++++ Provided data

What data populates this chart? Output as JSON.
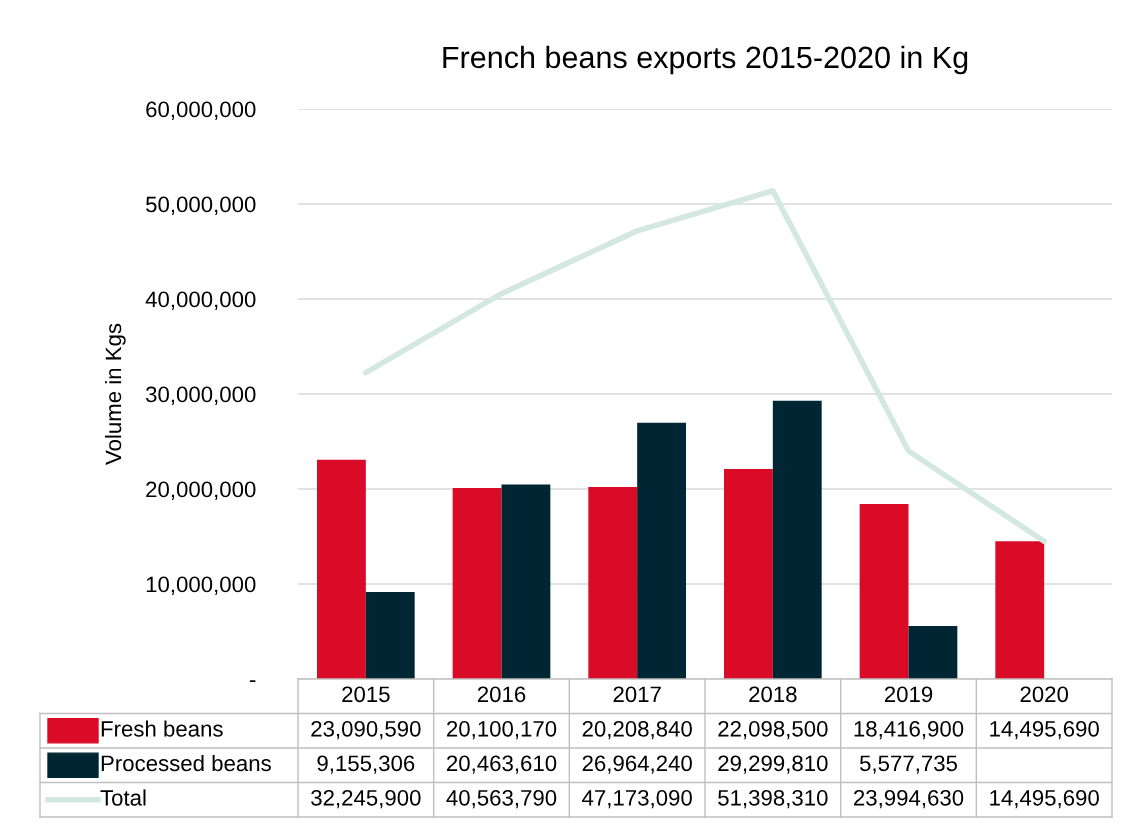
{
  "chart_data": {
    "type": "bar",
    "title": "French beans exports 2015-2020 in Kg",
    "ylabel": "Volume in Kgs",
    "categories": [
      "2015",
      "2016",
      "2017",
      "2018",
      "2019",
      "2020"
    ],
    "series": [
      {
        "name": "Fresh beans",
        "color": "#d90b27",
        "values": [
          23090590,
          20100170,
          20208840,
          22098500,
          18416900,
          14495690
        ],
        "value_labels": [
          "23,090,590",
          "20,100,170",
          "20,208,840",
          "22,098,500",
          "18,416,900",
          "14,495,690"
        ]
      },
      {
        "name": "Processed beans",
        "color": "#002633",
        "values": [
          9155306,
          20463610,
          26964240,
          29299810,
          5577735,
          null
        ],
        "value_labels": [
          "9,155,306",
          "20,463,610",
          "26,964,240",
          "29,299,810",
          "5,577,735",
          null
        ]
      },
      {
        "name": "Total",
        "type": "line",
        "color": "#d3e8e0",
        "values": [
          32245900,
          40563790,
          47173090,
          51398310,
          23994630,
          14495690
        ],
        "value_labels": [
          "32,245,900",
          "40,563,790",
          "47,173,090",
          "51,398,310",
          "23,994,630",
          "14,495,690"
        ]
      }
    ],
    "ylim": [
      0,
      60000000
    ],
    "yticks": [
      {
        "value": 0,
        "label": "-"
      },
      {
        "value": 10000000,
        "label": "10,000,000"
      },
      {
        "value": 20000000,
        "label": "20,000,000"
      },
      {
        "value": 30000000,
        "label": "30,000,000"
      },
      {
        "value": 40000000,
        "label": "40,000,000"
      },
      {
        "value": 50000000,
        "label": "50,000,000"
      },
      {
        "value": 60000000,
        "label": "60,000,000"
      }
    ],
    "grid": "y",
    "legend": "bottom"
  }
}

++++++++

> **Required task**: Copy each line from the data above that includes "beans".

> **Completed exercise**:
    "title": "French beans exports 2015-2020 in Kg",
        "name": "Fresh beans",
        "name": "Processed beans",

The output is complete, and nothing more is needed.